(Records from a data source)

** START **

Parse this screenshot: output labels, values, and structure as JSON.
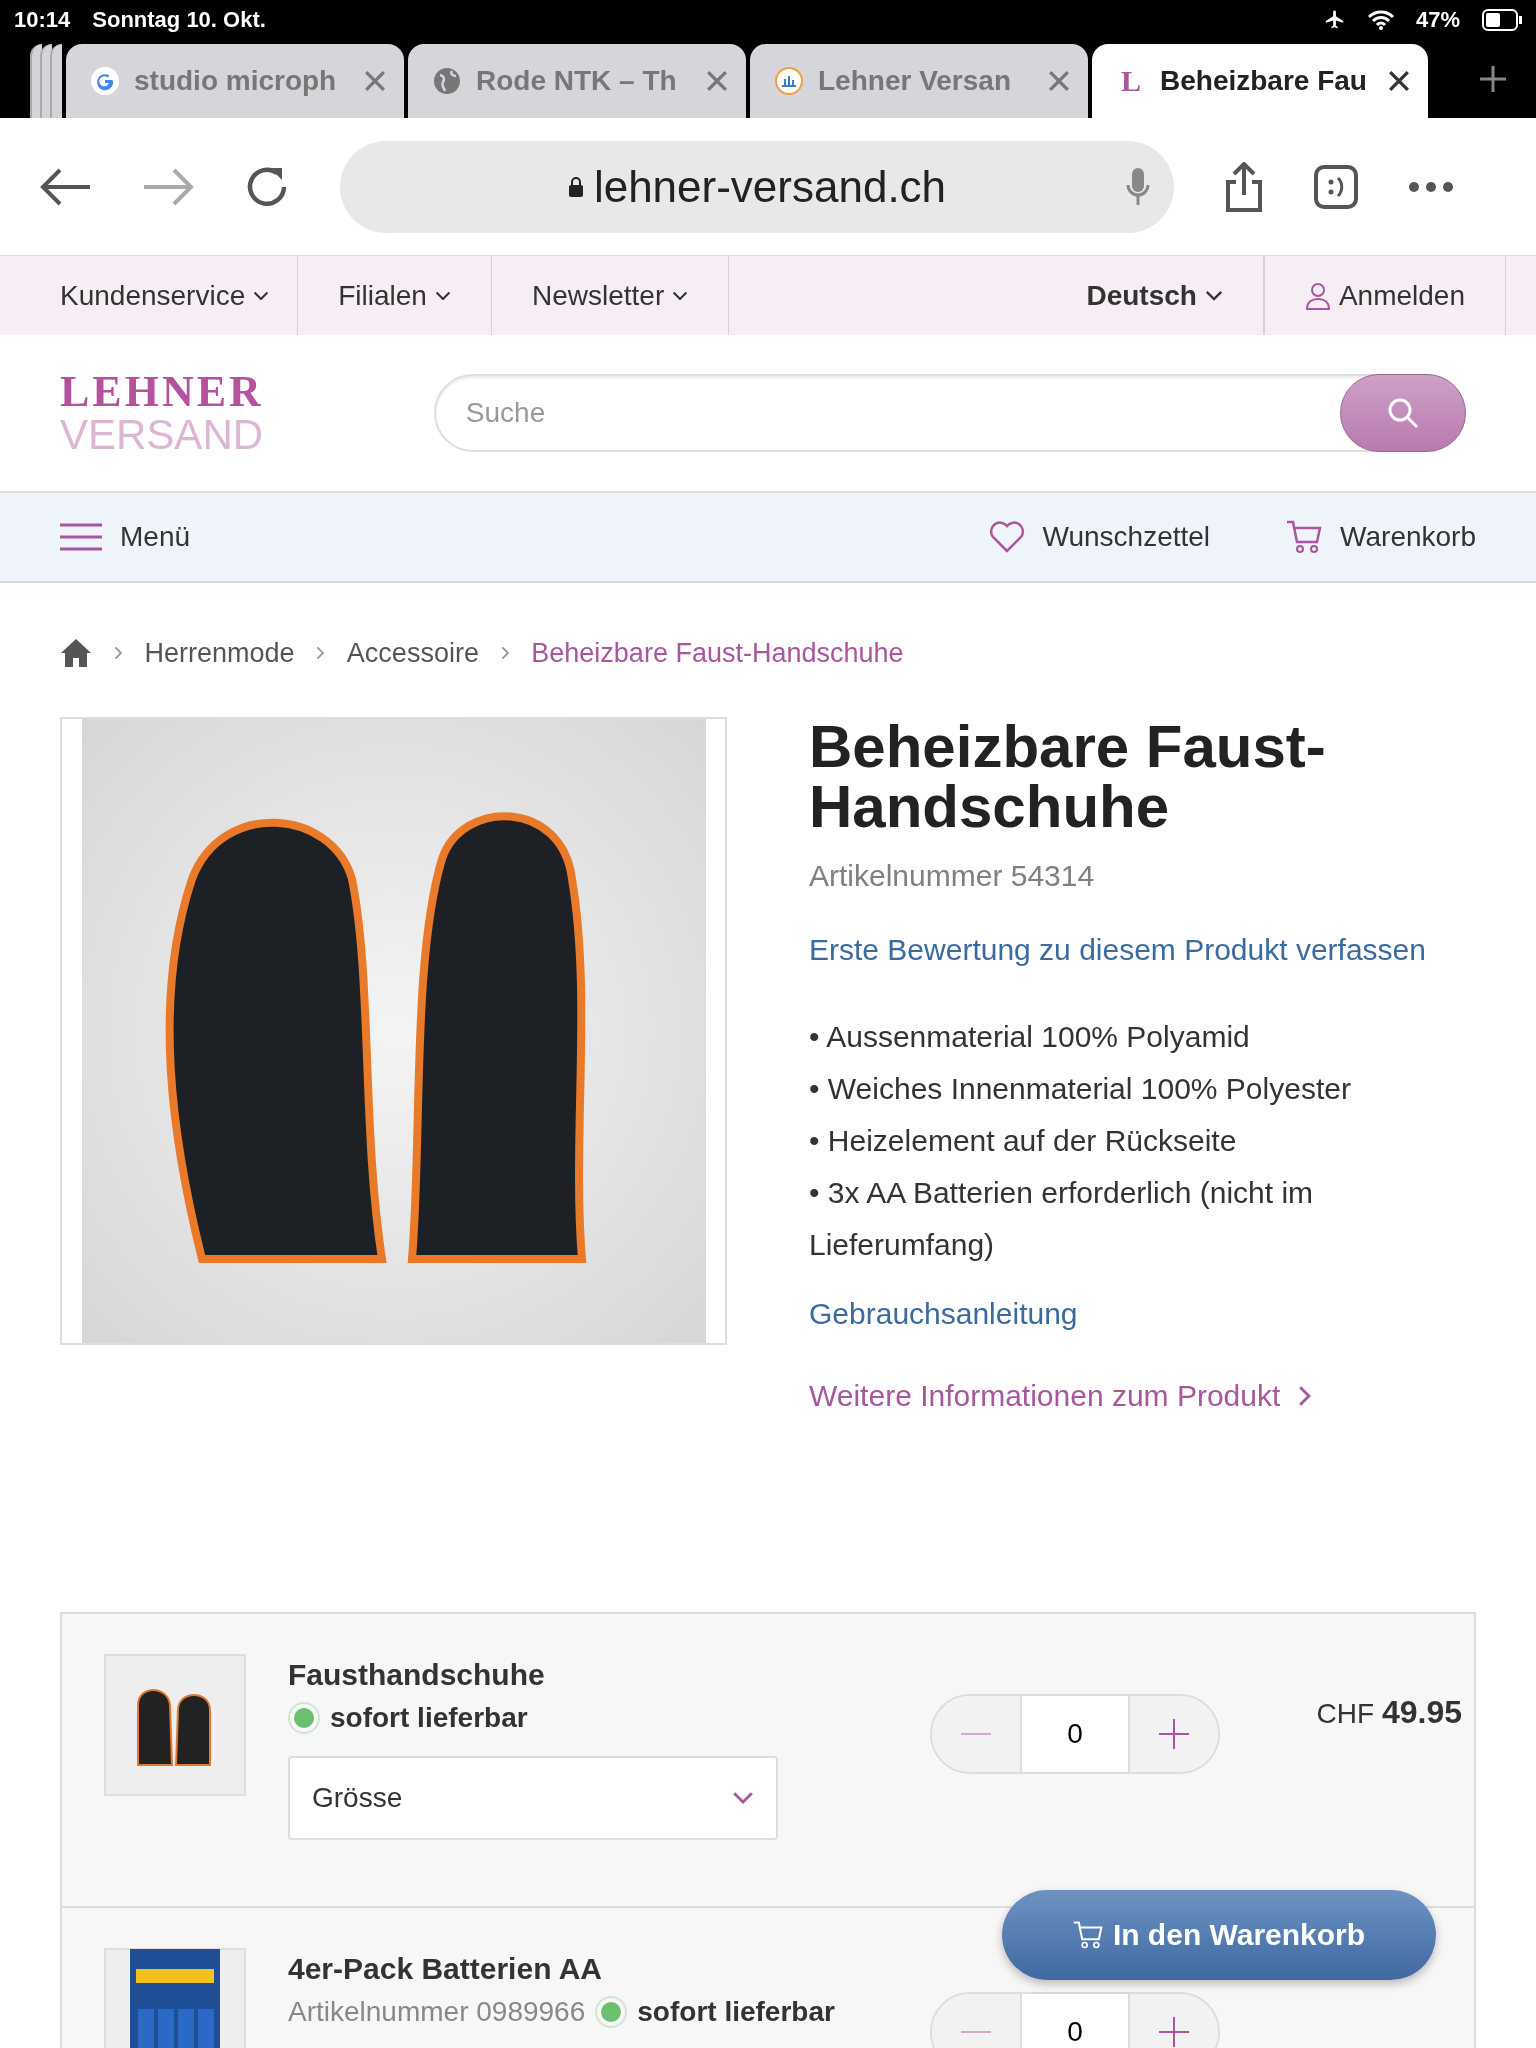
{
  "status_bar": {
    "time": "10:14",
    "date": "Sonntag 10. Okt.",
    "battery": "47%"
  },
  "browser": {
    "tabs": [
      {
        "title": "studio microph",
        "kind": "google",
        "selected": false
      },
      {
        "title": "Rode NTK – Th",
        "kind": "globe",
        "selected": false
      },
      {
        "title": "Lehner Versan",
        "kind": "site",
        "selected": false
      },
      {
        "title": "Beheizbare Fau",
        "kind": "letter",
        "favicon_text": "L",
        "selected": true
      }
    ],
    "url": "lehner-versand.ch"
  },
  "top_nav": [
    {
      "label": "Kundenservice",
      "kind": "dropdown"
    },
    {
      "label": "Filialen",
      "kind": "dropdown"
    },
    {
      "label": "Newsletter",
      "kind": "dropdown"
    },
    {
      "label": "Deutsch",
      "kind": "language"
    },
    {
      "label": "Anmelden",
      "kind": "account"
    }
  ],
  "logo": {
    "line1": "LEHNER",
    "line2": "VERSAND"
  },
  "search": {
    "placeholder": "Suche"
  },
  "menu_bar": {
    "menu": "Menü",
    "wishlist": "Wunschzettel",
    "cart": "Warenkorb"
  },
  "breadcrumb": [
    {
      "label": "Herrenmode",
      "current": false
    },
    {
      "label": "Accessoire",
      "current": false
    },
    {
      "label": "Beheizbare Faust-Handschuhe",
      "current": true
    }
  ],
  "product": {
    "title": "Beheizbare Faust-Handschuhe",
    "article": "Artikelnummer 54314",
    "review_link": "Erste Bewertung zu diesem Produkt verfassen",
    "features": [
      "• Aussenmaterial 100% Polyamid",
      "• Weiches Innenmaterial 100% Polyester",
      "• Heizelement auf der Rückseite",
      "• 3x AA Batterien erforderlich (nicht im Lieferumfang)"
    ],
    "manual_link": "Gebrauchsanleitung",
    "more_info_link": "Weitere Informationen zum Produkt"
  },
  "variants": [
    {
      "name": "Fausthandschuhe",
      "availability": "sofort lieferbar",
      "available": true,
      "select": "Grösse",
      "quantity": "0",
      "price": "CHF **49.95**"
    },
    {
      "name": "4er-Pack Batterien AA",
      "article": "Artikelnummer 0989966",
      "availability": "sofort lieferbar",
      "available": true,
      "quantity": "0"
    }
  ],
  "cart_button": "In den Warenkorb"
}
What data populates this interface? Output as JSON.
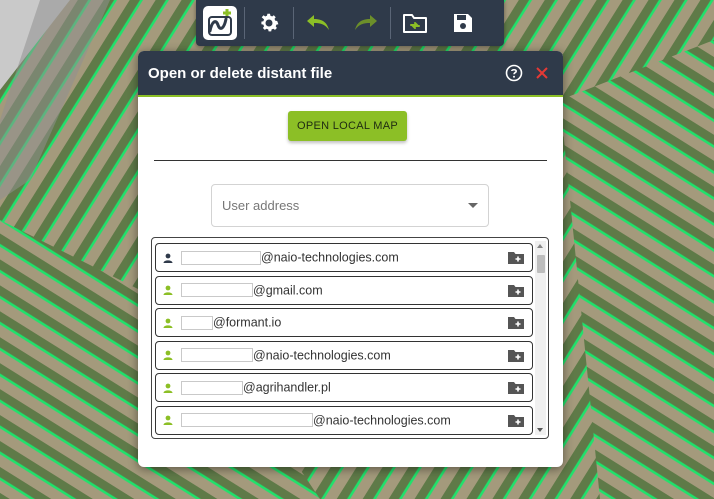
{
  "toolbar": {
    "logo_icon": "map-plus-icon",
    "settings_icon": "gear-icon",
    "undo_icon": "undo-icon",
    "redo_icon": "redo-icon",
    "open_icon": "folder-sync-icon",
    "save_icon": "floppy-disk-icon"
  },
  "dialog": {
    "title": "Open or delete distant file",
    "help_icon": "help-circle-icon",
    "close_icon": "close-icon",
    "open_local_label": "OPEN LOCAL MAP",
    "user_address_placeholder": "User address"
  },
  "users": [
    {
      "prefix_redacted": true,
      "email": "@naio-technologies.com",
      "icon": "user-icon",
      "icon_color": "#2f3a4a"
    },
    {
      "prefix_redacted": true,
      "email": "@gmail.com",
      "icon": "user-icon",
      "icon_color": "#8cbf26"
    },
    {
      "prefix_redacted": true,
      "email": "@formant.io",
      "icon": "user-icon",
      "icon_color": "#8cbf26"
    },
    {
      "prefix_redacted": true,
      "email": "@naio-technologies.com",
      "icon": "user-icon",
      "icon_color": "#8cbf26"
    },
    {
      "prefix_redacted": true,
      "email": "@agrihandler.pl",
      "icon": "user-icon",
      "icon_color": "#8cbf26"
    },
    {
      "prefix_redacted": true,
      "email": "@naio-technologies.com",
      "icon": "user-icon",
      "icon_color": "#8cbf26"
    }
  ],
  "colors": {
    "accent": "#8cbf26",
    "header": "#2f3a4a",
    "close": "#e53935"
  }
}
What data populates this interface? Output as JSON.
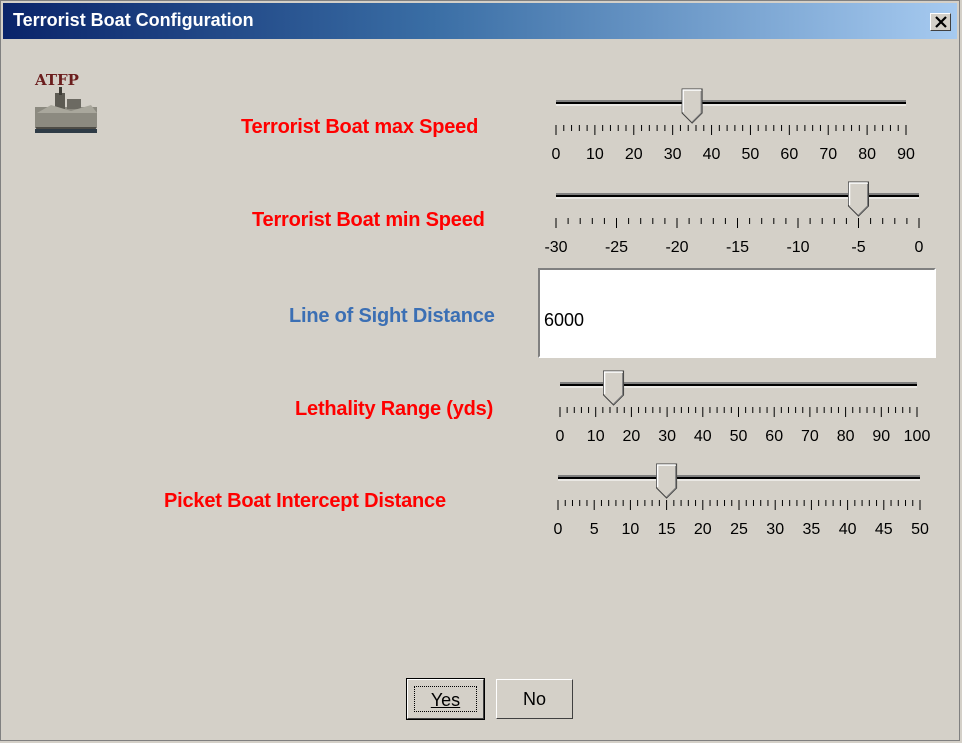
{
  "window": {
    "title": "Terrorist Boat Configuration",
    "close_icon": "close-x-icon"
  },
  "logo": {
    "text": "ATFP",
    "icon": "warship-icon"
  },
  "fields": {
    "max_speed": {
      "label": "Terrorist Boat max Speed",
      "value": 35,
      "min": 0,
      "max": 90,
      "tick_labels": [
        "0",
        "10",
        "20",
        "30",
        "40",
        "50",
        "60",
        "70",
        "80",
        "90"
      ],
      "label_color": "#ff0000"
    },
    "min_speed": {
      "label": "Terrorist Boat min Speed",
      "value": -5,
      "min": -30,
      "max": 0,
      "tick_labels": [
        "-30",
        "-25",
        "-20",
        "-15",
        "-10",
        "-5",
        "0"
      ],
      "label_color": "#ff0000"
    },
    "line_of_sight": {
      "label": "Line of Sight Distance",
      "value": "6000",
      "label_color": "#3b6fb4"
    },
    "lethality": {
      "label": "Lethality Range (yds)",
      "value": 15,
      "min": 0,
      "max": 100,
      "tick_labels": [
        "0",
        "10",
        "20",
        "30",
        "40",
        "50",
        "60",
        "70",
        "80",
        "90",
        "100"
      ],
      "label_color": "#ff0000"
    },
    "intercept": {
      "label": "Picket Boat Intercept Distance",
      "value": 15,
      "min": 0,
      "max": 50,
      "tick_labels": [
        "0",
        "5",
        "10",
        "15",
        "20",
        "25",
        "30",
        "35",
        "40",
        "45",
        "50"
      ],
      "label_color": "#ff0000"
    }
  },
  "buttons": {
    "yes": "Yes",
    "no": "No"
  }
}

** END **

◆ **Task goal**
Reproduce the entries exactly. Do not carry over any picture.

◆ **Correct response**
Parse this screenshot: output labels, values, and structure as JSON.
{
  "status_bar": {
    "time": "10:14",
    "date": "Sonntag 10. Okt.",
    "battery": "47%"
  },
  "browser": {
    "tabs": [
      {
        "title": "studio microph",
        "kind": "google",
        "selected": false
      },
      {
        "title": "Rode NTK – Th",
        "kind": "globe",
        "selected": false
      },
      {
        "title": "Lehner Versan",
        "kind": "site",
        "selected": false
      },
      {
        "title": "Beheizbare Fau",
        "kind": "letter",
        "favicon_text": "L",
        "selected": true
      }
    ],
    "url": "lehner-versand.ch"
  },
  "top_nav": [
    {
      "label": "Kundenservice",
      "kind": "dropdown"
    },
    {
      "label": "Filialen",
      "kind": "dropdown"
    },
    {
      "label": "Newsletter",
      "kind": "dropdown"
    },
    {
      "label": "Deutsch",
      "kind": "language"
    },
    {
      "label": "Anmelden",
      "kind": "account"
    }
  ],
  "logo": {
    "line1": "LEHNER",
    "line2": "VERSAND"
  },
  "search": {
    "placeholder": "Suche"
  },
  "menu_bar": {
    "menu": "Menü",
    "wishlist": "Wunschzettel",
    "cart": "Warenkorb"
  },
  "breadcrumb": [
    {
      "label": "Herrenmode",
      "current": false
    },
    {
      "label": "Accessoire",
      "current": false
    },
    {
      "label": "Beheizbare Faust-Handschuhe",
      "current": true
    }
  ],
  "product": {
    "title": "Beheizbare Faust-Handschuhe",
    "article": "Artikelnummer 54314",
    "review_link": "Erste Bewertung zu diesem Produkt verfassen",
    "features": [
      "• Aussenmaterial 100% Polyamid",
      "• Weiches Innenmaterial 100% Polyester",
      "• Heizelement auf der Rückseite",
      "• 3x AA Batterien erforderlich (nicht im Lieferumfang)"
    ],
    "manual_link": "Gebrauchsanleitung",
    "more_info_link": "Weitere Informationen zum Produkt"
  },
  "variants": [
    {
      "name": "Fausthandschuhe",
      "availability": "sofort lieferbar",
      "available": true,
      "select": "Grösse",
      "quantity": "0",
      "price": "CHF **49.95**"
    },
    {
      "name": "4er-Pack Batterien AA",
      "article": "Artikelnummer 0989966",
      "availability": "sofort lieferbar",
      "available": true,
      "quantity": "0"
    }
  ],
  "cart_button": "In den Warenkorb"
}
What data populates this interface? Output as JSON.
{
  "toolbar": {
    "logo_icon": "map-plus-icon",
    "settings_icon": "gear-icon",
    "undo_icon": "undo-icon",
    "redo_icon": "redo-icon",
    "open_icon": "folder-sync-icon",
    "save_icon": "floppy-disk-icon"
  },
  "dialog": {
    "title": "Open or delete distant file",
    "help_icon": "help-circle-icon",
    "close_icon": "close-icon",
    "open_local_label": "OPEN LOCAL MAP",
    "user_address_placeholder": "User address"
  },
  "users": [
    {
      "prefix_redacted": true,
      "email": "@naio-technologies.com",
      "icon": "user-icon",
      "icon_color": "#2f3a4a"
    },
    {
      "prefix_redacted": true,
      "email": "@gmail.com",
      "icon": "user-icon",
      "icon_color": "#8cbf26"
    },
    {
      "prefix_redacted": true,
      "email": "@formant.io",
      "icon": "user-icon",
      "icon_color": "#8cbf26"
    },
    {
      "prefix_redacted": true,
      "email": "@naio-technologies.com",
      "icon": "user-icon",
      "icon_color": "#8cbf26"
    },
    {
      "prefix_redacted": true,
      "email": "@agrihandler.pl",
      "icon": "user-icon",
      "icon_color": "#8cbf26"
    },
    {
      "prefix_redacted": true,
      "email": "@naio-technologies.com",
      "icon": "user-icon",
      "icon_color": "#8cbf26"
    }
  ],
  "colors": {
    "accent": "#8cbf26",
    "header": "#2f3a4a",
    "close": "#e53935"
  }
}
What data populates this interface? Output as JSON.
{
  "window": {
    "title": "Terrorist Boat Configuration",
    "close_icon": "close-x-icon"
  },
  "logo": {
    "text": "ATFP",
    "icon": "warship-icon"
  },
  "fields": {
    "max_speed": {
      "label": "Terrorist Boat max Speed",
      "value": 35,
      "min": 0,
      "max": 90,
      "tick_labels": [
        "0",
        "10",
        "20",
        "30",
        "40",
        "50",
        "60",
        "70",
        "80",
        "90"
      ],
      "label_color": "#ff0000"
    },
    "min_speed": {
      "label": "Terrorist Boat min Speed",
      "value": -5,
      "min": -30,
      "max": 0,
      "tick_labels": [
        "-30",
        "-25",
        "-20",
        "-15",
        "-10",
        "-5",
        "0"
      ],
      "label_color": "#ff0000"
    },
    "line_of_sight": {
      "label": "Line of Sight Distance",
      "value": "6000",
      "label_color": "#3b6fb4"
    },
    "lethality": {
      "label": "Lethality Range (yds)",
      "value": 15,
      "min": 0,
      "max": 100,
      "tick_labels": [
        "0",
        "10",
        "20",
        "30",
        "40",
        "50",
        "60",
        "70",
        "80",
        "90",
        "100"
      ],
      "label_color": "#ff0000"
    },
    "intercept": {
      "label": "Picket Boat Intercept Distance",
      "value": 15,
      "min": 0,
      "max": 50,
      "tick_labels": [
        "0",
        "5",
        "10",
        "15",
        "20",
        "25",
        "30",
        "35",
        "40",
        "45",
        "50"
      ],
      "label_color": "#ff0000"
    }
  },
  "buttons": {
    "yes": "Yes",
    "no": "No"
  }
}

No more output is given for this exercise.